Locate all lines with the word "name" and copy them out.

╭─ DATA RECORDS

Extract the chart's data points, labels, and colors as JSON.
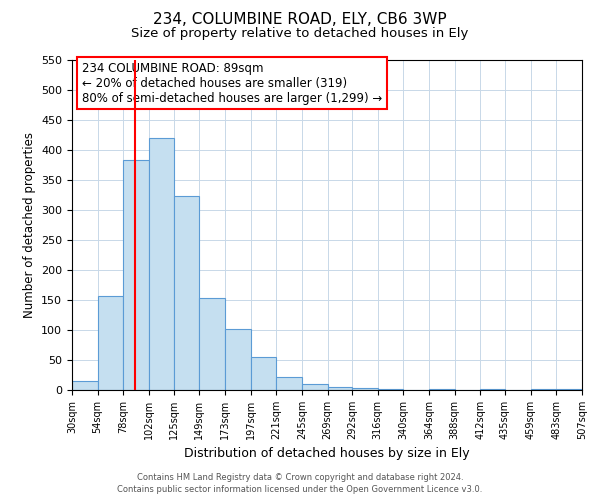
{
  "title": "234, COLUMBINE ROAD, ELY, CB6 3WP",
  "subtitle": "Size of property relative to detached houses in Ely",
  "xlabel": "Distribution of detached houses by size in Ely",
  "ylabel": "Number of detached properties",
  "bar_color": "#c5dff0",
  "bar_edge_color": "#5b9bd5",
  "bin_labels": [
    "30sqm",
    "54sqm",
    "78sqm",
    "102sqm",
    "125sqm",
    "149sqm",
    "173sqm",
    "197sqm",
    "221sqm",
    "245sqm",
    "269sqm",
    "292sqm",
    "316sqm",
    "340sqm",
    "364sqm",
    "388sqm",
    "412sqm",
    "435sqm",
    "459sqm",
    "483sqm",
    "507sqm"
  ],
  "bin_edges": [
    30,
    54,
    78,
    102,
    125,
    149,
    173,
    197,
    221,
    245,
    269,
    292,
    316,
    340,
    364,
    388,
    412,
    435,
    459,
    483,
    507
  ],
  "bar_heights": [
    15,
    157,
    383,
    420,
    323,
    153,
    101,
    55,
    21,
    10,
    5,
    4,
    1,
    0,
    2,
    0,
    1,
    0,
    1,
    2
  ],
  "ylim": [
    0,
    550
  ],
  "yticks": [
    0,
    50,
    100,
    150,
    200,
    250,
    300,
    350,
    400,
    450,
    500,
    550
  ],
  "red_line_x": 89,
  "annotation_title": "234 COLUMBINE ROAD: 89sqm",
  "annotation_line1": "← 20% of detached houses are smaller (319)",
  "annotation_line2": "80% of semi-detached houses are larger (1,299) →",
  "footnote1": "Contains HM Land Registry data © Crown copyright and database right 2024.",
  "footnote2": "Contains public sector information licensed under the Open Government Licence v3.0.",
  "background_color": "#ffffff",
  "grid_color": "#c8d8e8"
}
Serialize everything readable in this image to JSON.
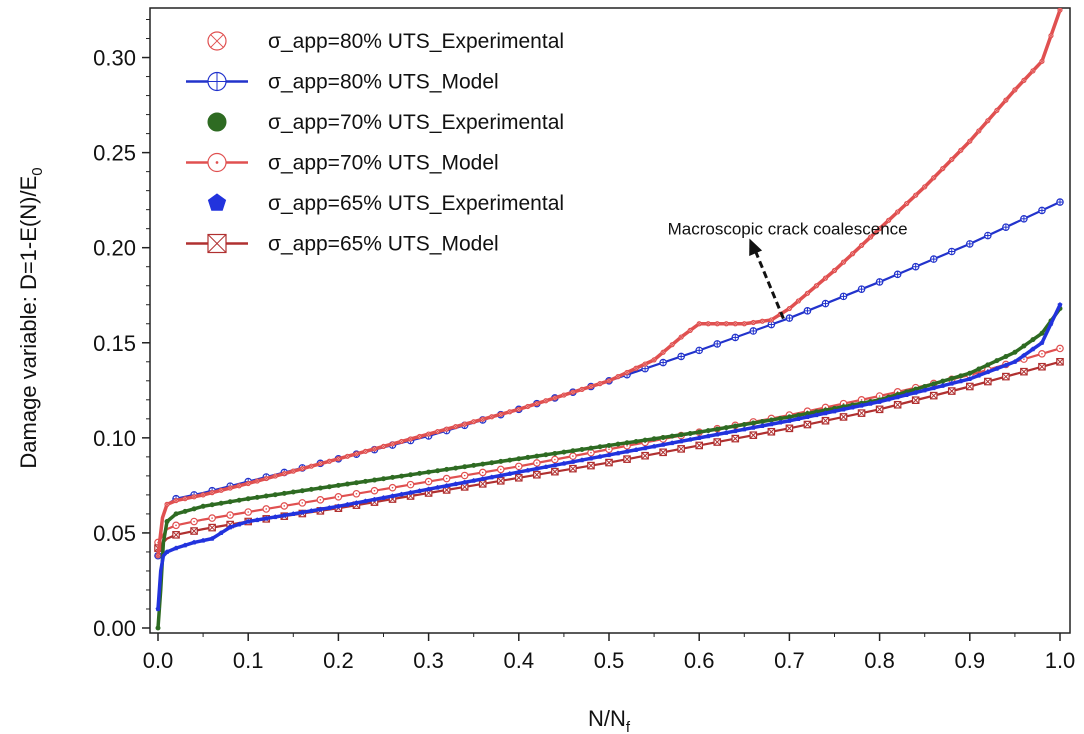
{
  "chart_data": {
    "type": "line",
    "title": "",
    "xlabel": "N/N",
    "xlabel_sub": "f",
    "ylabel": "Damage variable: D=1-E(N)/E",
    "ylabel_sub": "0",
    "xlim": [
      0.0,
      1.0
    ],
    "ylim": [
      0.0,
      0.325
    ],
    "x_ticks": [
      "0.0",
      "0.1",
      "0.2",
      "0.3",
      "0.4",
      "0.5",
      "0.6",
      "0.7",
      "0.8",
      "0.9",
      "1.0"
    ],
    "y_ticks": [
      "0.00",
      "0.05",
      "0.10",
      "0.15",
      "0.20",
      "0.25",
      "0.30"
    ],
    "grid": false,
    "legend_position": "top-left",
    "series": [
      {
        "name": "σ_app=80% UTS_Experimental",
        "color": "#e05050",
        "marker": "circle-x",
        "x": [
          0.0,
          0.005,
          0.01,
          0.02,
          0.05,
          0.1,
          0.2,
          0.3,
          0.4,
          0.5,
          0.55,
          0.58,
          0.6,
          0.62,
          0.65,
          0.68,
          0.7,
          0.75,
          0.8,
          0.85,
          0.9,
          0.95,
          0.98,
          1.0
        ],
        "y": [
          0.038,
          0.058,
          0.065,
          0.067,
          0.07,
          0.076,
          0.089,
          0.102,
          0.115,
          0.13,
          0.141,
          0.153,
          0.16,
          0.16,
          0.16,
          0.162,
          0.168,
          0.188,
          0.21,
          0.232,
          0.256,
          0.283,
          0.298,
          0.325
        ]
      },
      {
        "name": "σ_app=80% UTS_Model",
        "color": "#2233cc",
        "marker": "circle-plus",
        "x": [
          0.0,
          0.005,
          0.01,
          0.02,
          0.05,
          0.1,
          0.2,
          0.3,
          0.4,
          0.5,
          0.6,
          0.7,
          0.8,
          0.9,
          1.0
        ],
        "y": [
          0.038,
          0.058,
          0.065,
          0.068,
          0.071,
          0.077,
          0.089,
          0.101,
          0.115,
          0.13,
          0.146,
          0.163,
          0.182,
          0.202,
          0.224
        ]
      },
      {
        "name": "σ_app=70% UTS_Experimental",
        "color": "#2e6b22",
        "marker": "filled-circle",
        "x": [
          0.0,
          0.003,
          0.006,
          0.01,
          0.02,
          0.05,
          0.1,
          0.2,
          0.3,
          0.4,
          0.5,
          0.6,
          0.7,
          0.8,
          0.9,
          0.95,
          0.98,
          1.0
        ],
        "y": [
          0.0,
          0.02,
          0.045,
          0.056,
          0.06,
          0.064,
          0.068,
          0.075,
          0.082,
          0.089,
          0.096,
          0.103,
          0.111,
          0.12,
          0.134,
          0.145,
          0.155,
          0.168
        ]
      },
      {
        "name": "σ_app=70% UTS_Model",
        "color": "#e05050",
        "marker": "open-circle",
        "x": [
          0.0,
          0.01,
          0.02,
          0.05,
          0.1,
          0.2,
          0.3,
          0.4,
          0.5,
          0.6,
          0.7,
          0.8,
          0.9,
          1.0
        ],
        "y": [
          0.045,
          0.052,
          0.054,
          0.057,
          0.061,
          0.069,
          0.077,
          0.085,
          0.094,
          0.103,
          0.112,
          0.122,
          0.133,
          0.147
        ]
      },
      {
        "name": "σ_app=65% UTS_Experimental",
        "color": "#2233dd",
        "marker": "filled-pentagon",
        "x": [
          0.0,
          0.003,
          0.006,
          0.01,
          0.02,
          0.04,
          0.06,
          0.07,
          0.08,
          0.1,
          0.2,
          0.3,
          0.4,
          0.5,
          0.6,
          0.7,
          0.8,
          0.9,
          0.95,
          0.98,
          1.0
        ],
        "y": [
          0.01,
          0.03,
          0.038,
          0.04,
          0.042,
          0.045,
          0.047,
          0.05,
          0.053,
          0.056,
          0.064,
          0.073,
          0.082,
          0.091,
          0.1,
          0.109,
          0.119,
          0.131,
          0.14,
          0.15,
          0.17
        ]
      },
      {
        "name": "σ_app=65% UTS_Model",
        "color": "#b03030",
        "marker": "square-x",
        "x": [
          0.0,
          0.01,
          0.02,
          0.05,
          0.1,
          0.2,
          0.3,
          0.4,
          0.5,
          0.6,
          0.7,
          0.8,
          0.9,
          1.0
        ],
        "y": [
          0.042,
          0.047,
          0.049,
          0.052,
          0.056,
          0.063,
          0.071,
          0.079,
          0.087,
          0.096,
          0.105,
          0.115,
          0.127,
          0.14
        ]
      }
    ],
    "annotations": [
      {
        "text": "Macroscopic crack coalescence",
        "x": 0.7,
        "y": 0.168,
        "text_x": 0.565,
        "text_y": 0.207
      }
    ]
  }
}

╰─

REPLY
        "name": "σ_app=80% UTS_Experimental",
        "name": "σ_app=80% UTS_Model",
        "name": "σ_app=70% UTS_Experimental",
        "name": "σ_app=70% UTS_Model",
        "name": "σ_app=65% UTS_Experimental",
        "name": "σ_app=65% UTS_Model",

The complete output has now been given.